● **Exercise requirements**
Return the full listing exactly as it is written.

● **Exercise data**
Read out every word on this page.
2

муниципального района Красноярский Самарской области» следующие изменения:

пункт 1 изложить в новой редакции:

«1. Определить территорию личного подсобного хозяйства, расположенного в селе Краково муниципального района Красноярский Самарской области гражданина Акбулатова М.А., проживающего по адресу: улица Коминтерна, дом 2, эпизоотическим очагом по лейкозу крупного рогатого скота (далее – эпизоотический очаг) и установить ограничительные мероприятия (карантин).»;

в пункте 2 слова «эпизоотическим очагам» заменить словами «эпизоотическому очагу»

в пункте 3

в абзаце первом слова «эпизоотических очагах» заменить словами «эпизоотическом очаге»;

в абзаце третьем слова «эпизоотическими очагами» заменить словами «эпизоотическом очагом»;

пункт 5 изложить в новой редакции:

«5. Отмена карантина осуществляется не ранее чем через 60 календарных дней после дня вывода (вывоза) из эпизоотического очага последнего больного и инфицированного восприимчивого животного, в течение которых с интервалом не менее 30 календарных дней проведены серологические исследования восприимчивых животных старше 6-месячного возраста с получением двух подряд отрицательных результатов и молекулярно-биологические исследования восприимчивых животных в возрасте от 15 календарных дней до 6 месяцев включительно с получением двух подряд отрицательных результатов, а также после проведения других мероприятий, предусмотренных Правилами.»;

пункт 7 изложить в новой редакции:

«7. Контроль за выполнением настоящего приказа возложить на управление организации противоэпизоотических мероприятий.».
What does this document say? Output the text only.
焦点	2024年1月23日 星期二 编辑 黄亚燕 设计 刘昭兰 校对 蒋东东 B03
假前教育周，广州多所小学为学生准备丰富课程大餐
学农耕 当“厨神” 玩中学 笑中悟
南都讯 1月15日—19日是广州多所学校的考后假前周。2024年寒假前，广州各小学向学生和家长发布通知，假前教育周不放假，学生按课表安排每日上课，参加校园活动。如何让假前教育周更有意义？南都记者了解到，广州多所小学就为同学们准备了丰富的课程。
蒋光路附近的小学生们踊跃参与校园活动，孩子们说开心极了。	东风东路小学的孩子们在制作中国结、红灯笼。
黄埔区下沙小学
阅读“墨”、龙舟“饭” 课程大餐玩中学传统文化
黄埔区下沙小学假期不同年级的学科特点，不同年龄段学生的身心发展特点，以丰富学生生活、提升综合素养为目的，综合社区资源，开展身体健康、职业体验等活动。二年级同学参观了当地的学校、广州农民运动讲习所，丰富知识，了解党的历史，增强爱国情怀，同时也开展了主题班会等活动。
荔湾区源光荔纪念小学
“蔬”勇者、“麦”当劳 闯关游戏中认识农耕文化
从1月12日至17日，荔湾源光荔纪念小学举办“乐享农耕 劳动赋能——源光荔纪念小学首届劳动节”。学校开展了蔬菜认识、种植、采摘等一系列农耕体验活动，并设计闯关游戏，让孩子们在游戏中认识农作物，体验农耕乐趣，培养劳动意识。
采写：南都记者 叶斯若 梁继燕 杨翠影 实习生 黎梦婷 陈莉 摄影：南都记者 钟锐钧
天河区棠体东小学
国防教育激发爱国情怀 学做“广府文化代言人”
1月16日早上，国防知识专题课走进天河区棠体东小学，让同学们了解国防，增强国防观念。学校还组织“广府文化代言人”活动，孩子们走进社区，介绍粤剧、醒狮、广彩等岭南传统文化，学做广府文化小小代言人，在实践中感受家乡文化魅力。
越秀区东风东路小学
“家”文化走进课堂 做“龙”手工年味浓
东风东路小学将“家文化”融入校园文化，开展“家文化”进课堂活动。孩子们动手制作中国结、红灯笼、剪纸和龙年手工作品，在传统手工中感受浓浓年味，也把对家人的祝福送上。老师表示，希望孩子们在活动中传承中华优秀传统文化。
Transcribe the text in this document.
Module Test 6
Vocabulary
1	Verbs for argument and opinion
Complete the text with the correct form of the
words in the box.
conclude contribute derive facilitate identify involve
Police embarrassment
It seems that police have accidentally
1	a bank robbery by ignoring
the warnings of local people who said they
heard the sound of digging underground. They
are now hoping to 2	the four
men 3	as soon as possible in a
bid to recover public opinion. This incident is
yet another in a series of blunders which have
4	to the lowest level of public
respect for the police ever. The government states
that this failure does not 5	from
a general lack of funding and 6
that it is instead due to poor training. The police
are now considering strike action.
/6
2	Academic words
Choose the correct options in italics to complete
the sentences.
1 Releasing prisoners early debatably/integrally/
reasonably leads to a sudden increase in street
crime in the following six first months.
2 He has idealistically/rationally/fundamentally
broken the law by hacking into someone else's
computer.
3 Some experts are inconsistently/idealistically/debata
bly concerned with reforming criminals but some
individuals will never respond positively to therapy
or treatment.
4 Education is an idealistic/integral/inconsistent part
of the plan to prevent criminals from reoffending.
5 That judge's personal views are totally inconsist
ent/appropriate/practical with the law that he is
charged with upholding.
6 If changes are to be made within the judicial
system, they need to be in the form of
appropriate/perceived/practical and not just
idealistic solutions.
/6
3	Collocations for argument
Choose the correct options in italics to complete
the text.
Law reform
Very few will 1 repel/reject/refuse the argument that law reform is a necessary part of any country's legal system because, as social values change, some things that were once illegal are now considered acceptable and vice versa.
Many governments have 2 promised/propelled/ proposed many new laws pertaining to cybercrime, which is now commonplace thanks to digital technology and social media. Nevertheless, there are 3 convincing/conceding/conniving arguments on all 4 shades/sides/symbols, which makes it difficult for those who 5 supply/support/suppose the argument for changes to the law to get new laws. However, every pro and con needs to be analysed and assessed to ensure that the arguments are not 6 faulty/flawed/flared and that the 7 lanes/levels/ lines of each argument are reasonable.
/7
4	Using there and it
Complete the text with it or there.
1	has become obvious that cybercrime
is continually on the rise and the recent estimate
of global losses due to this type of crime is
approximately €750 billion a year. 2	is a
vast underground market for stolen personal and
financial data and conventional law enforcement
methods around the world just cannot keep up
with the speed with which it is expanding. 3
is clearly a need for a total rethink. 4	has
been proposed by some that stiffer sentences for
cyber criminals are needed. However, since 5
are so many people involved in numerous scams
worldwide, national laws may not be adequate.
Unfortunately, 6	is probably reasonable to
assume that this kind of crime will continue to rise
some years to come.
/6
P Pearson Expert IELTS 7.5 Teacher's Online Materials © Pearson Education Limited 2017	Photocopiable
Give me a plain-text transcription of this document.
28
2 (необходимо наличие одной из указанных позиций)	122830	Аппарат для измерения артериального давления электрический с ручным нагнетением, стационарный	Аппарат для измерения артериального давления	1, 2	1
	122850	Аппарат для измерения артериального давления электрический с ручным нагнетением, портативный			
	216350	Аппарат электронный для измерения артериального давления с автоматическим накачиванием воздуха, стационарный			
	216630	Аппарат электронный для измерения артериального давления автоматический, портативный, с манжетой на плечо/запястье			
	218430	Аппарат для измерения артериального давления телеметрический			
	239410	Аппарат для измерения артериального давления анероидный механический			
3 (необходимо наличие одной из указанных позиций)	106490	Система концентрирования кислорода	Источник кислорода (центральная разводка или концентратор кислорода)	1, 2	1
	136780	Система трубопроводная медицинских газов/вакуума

● **Full response**
Read out every word on this page.
2

муниципального района Красноярский Самарской области» следующие изменения:

пункт 1 изложить в новой редакции:

«1. Определить территорию личного подсобного хозяйства, расположенного в селе Краково муниципального района Красноярский Самарской области гражданина Акбулатова М.А., проживающего по адресу: улица Коминтерна, дом 2, эпизоотическим очагом по лейкозу крупного рогатого скота (далее – эпизоотический очаг) и установить ограничительные мероприятия (карантин).»;

в пункте 2 слова «эпизоотическим очагам» заменить словами «эпизоотическому очагу»

в пункте 3

в абзаце первом слова «эпизоотических очагах» заменить словами «эпизоотическом очаге»;

в абзаце третьем слова «эпизоотическими очагами» заменить словами «эпизоотическом очагом»;

пункт 5 изложить в новой редакции:

«5. Отмена карантина осуществляется не ранее чем через 60 календарных дней после дня вывода (вывоза) из эпизоотического очага последнего больного и инфицированного восприимчивого животного, в течение которых с интервалом не менее 30 календарных дней проведены серологические исследования восприимчивых животных старше 6-месячного возраста с получением двух подряд отрицательных результатов и молекулярно-биологические исследования восприимчивых животных в возрасте от 15 календарных дней до 6 месяцев включительно с получением двух подряд отрицательных результатов, а также после проведения других мероприятий, предусмотренных Правилами.»;

пункт 7 изложить в новой редакции:

«7. Контроль за выполнением настоящего приказа возложить на управление организации противоэпизоотических мероприятий.».
What does this document say? Output the text only.
焦点	2024年1月23日 星期二 编辑 黄亚燕 设计 刘昭兰 校对 蒋东东 B03
假前教育周，广州多所小学为学生准备丰富课程大餐
学农耕 当“厨神” 玩中学 笑中悟
南都讯 1月15日—19日是广州多所学校的考后假前周。2024年寒假前，广州各小学向学生和家长发布通知，假前教育周不放假，学生按课表安排每日上课，参加校园活动。如何让假前教育周更有意义？南都记者了解到，广州多所小学就为同学们准备了丰富的课程。
蒋光路附近的小学生们踊跃参与校园活动，孩子们说开心极了。	东风东路小学的孩子们在制作中国结、红灯笼。
黄埔区下沙小学
阅读“墨”、龙舟“饭” 课程大餐玩中学传统文化
黄埔区下沙小学假期不同年级的学科特点，不同年龄段学生的身心发展特点，以丰富学生生活、提升综合素养为目的，综合社区资源，开展身体健康、职业体验等活动。二年级同学参观了当地的学校、广州农民运动讲习所，丰富知识，了解党的历史，增强爱国情怀，同时也开展了主题班会等活动。
荔湾区源光荔纪念小学
“蔬”勇者、“麦”当劳 闯关游戏中认识农耕文化
从1月12日至17日，荔湾源光荔纪念小学举办“乐享农耕 劳动赋能——源光荔纪念小学首届劳动节”。学校开展了蔬菜认识、种植、采摘等一系列农耕体验活动，并设计闯关游戏，让孩子们在游戏中认识农作物，体验农耕乐趣，培养劳动意识。
采写：南都记者 叶斯若 梁继燕 杨翠影 实习生 黎梦婷 陈莉 摄影：南都记者 钟锐钧
天河区棠体东小学
国防教育激发爱国情怀 学做“广府文化代言人”
1月16日早上，国防知识专题课走进天河区棠体东小学，让同学们了解国防，增强国防观念。学校还组织“广府文化代言人”活动，孩子们走进社区，介绍粤剧、醒狮、广彩等岭南传统文化，学做广府文化小小代言人，在实践中感受家乡文化魅力。
越秀区东风东路小学
“家”文化走进课堂 做“龙”手工年味浓
东风东路小学将“家文化”融入校园文化，开展“家文化”进课堂活动。孩子们动手制作中国结、红灯笼、剪纸和龙年手工作品，在传统手工中感受浓浓年味，也把对家人的祝福送上。老师表示，希望孩子们在活动中传承中华优秀传统文化。
Transcribe the text in this document.
Module Test 6
Vocabulary
1	Verbs for argument and opinion
Complete the text with the correct form of the
words in the box.
conclude contribute derive facilitate identify involve
Police embarrassment
It seems that police have accidentally
1	a bank robbery by ignoring
the warnings of local people who said they
heard the sound of digging underground. They
are now hoping to 2	the four
men 3	as soon as possible in a
bid to recover public opinion. This incident is
yet another in a series of blunders which have
4	to the lowest level of public
respect for the police ever. The government states
that this failure does not 5	from
a general lack of funding and 6
that it is instead due to poor training. The police
are now considering strike action.
/6
2	Academic words
Choose the correct options in italics to complete
the sentences.
1 Releasing prisoners early debatably/integrally/
reasonably leads to a sudden increase in street
crime in the following six first months.
2 He has idealistically/rationally/fundamentally
broken the law by hacking into someone else's
computer.
3 Some experts are inconsistently/idealistically/debata
bly concerned with reforming criminals but some
individuals will never respond positively to therapy
or treatment.
4 Education is an idealistic/integral/inconsistent part
of the plan to prevent criminals from reoffending.
5 That judge's personal views are totally inconsist
ent/appropriate/practical with the law that he is
charged with upholding.
6 If changes are to be made within the judicial
system, they need to be in the form of
appropriate/perceived/practical and not just
idealistic solutions.
/6
3	Collocations for argument
Choose the correct options in italics to complete
the text.
Law reform
Very few will 1 repel/reject/refuse the argument that law reform is a necessary part of any country's legal system because, as social values change, some things that were once illegal are now considered acceptable and vice versa.
Many governments have 2 promised/propelled/ proposed many new laws pertaining to cybercrime, which is now commonplace thanks to digital technology and social media. Nevertheless, there are 3 convincing/conceding/conniving arguments on all 4 shades/sides/symbols, which makes it difficult for those who 5 supply/support/suppose the argument for changes to the law to get new laws. However, every pro and con needs to be analysed and assessed to ensure that the arguments are not 6 faulty/flawed/flared and that the 7 lanes/levels/ lines of each argument are reasonable.
/7
4	Using there and it
Complete the text with it or there.
1	has become obvious that cybercrime
is continually on the rise and the recent estimate
of global losses due to this type of crime is
approximately €750 billion a year. 2	is a
vast underground market for stolen personal and
financial data and conventional law enforcement
methods around the world just cannot keep up
with the speed with which it is expanding. 3
is clearly a need for a total rethink. 4	has
been proposed by some that stiffer sentences for
cyber criminals are needed. However, since 5
are so many people involved in numerous scams
worldwide, national laws may not be adequate.
Unfortunately, 6	is probably reasonable to
assume that this kind of crime will continue to rise
some years to come.
/6
P Pearson Expert IELTS 7.5 Teacher's Online Materials © Pearson Education Limited 2017	Photocopiable
Give me a plain-text transcription of this document.
28
2 (необходимо наличие одной из указанных позиций)	122830	Аппарат для измерения артериального давления электрический с ручным нагнетением, стационарный	Аппарат для измерения артериального давления	1, 2	1
	122850	Аппарат для измерения артериального давления электрический с ручным нагнетением, портативный			
	216350	Аппарат электронный для измерения артериального давления с автоматическим накачиванием воздуха, стационарный			
	216630	Аппарат электронный для измерения артериального давления автоматический, портативный, с манжетой на плечо/запястье			
	218430	Аппарат для измерения артериального давления телеметрический			
	239410	Аппарат для измерения артериального давления анероидный механический			
3 (необходимо наличие одной из указанных позиций)	106490	Система концентрирования кислорода	Источник кислорода (центральная разводка или концентратор кислорода)	1, 2	1
	136780	Система трубопроводная медицинских газов/вакуума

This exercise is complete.